Aim
Leaving out all images, write out the records that follow exactly.

Record set

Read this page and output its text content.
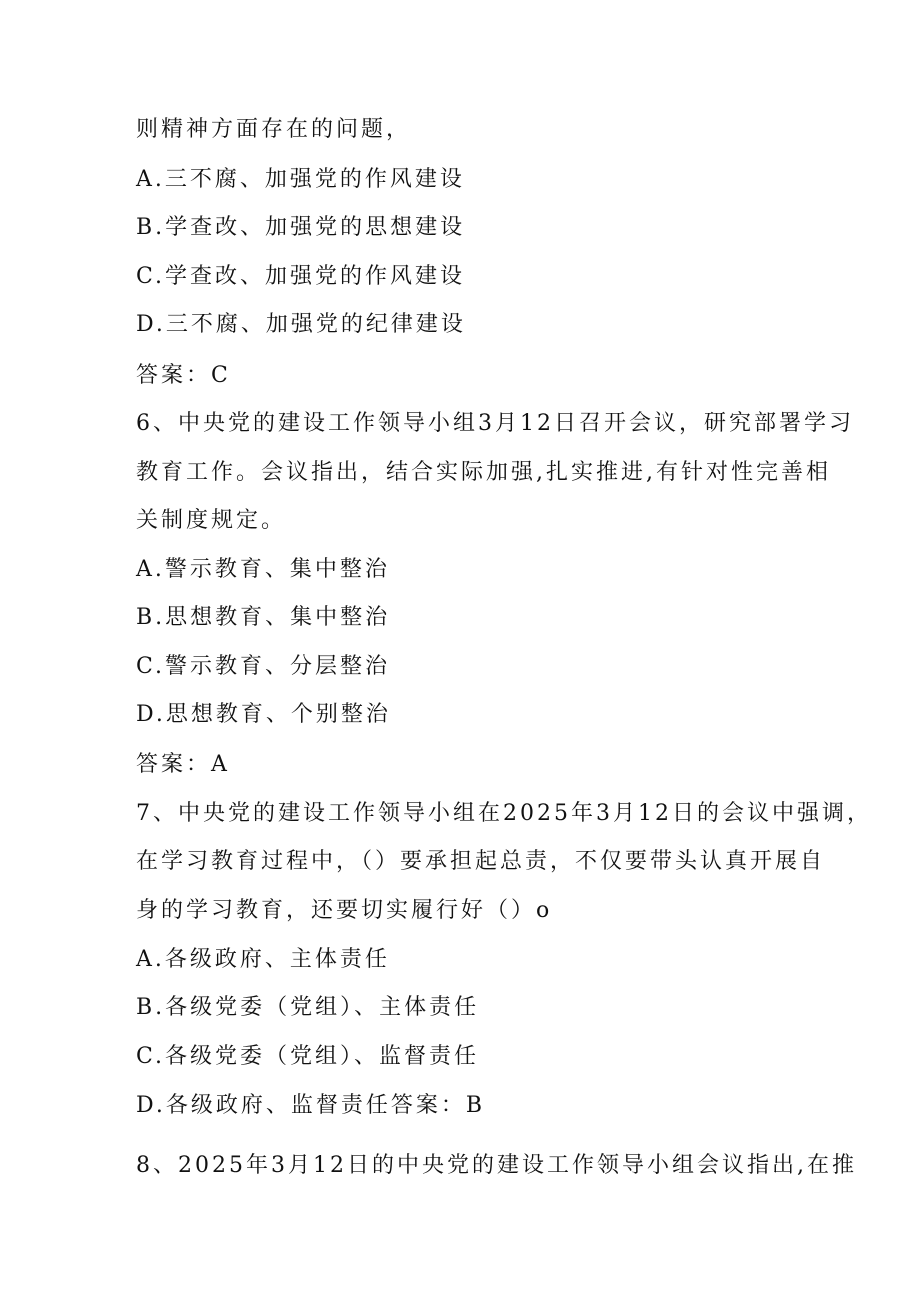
则精神方面存在的问题，
A.三不腐、加强党的作风建设
B.学查改、加强党的思想建设
C.学查改、加强党的作风建设
D.三不腐、加强党的纪律建设
答案：C
6、中央党的建设工作领导小组3月12日召开会议，研究部署学习
教育工作。会议指出，结合实际加强,扎实推进,有针对性完善相
关制度规定。
A.警示教育、集中整治
B.思想教育、集中整治
C.警示教育、分层整治
D.思想教育、个别整治
答案：A
7、中央党的建设工作领导小组在2025年3月12日的会议中强调，
在学习教育过程中，（）要承担起总责，不仅要带头认真开展自
身的学习教育，还要切实履行好（）o
A.各级政府、主体责任
B.各级党委（党组）、主体责任
C.各级党委（党组）、监督责任
D.各级政府、监督责任答案：B
8、2025年3月12日的中央党的建设工作领导小组会议指出,在推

Written response
Read this page and output its text content.
则精神方面存在的问题，
A.三不腐、加强党的作风建设
B.学查改、加强党的思想建设
C.学查改、加强党的作风建设
D.三不腐、加强党的纪律建设
答案：C
6、中央党的建设工作领导小组3月12日召开会议，研究部署学习
教育工作。会议指出，结合实际加强,扎实推进,有针对性完善相
关制度规定。
A.警示教育、集中整治
B.思想教育、集中整治
C.警示教育、分层整治
D.思想教育、个别整治
答案：A
7、中央党的建设工作领导小组在2025年3月12日的会议中强调，
在学习教育过程中，（）要承担起总责，不仅要带头认真开展自
身的学习教育，还要切实履行好（）o
A.各级政府、主体责任
B.各级党委（党组）、主体责任
C.各级党委（党组）、监督责任
D.各级政府、监督责任答案：B
8、2025年3月12日的中央党的建设工作领导小组会议指出,在推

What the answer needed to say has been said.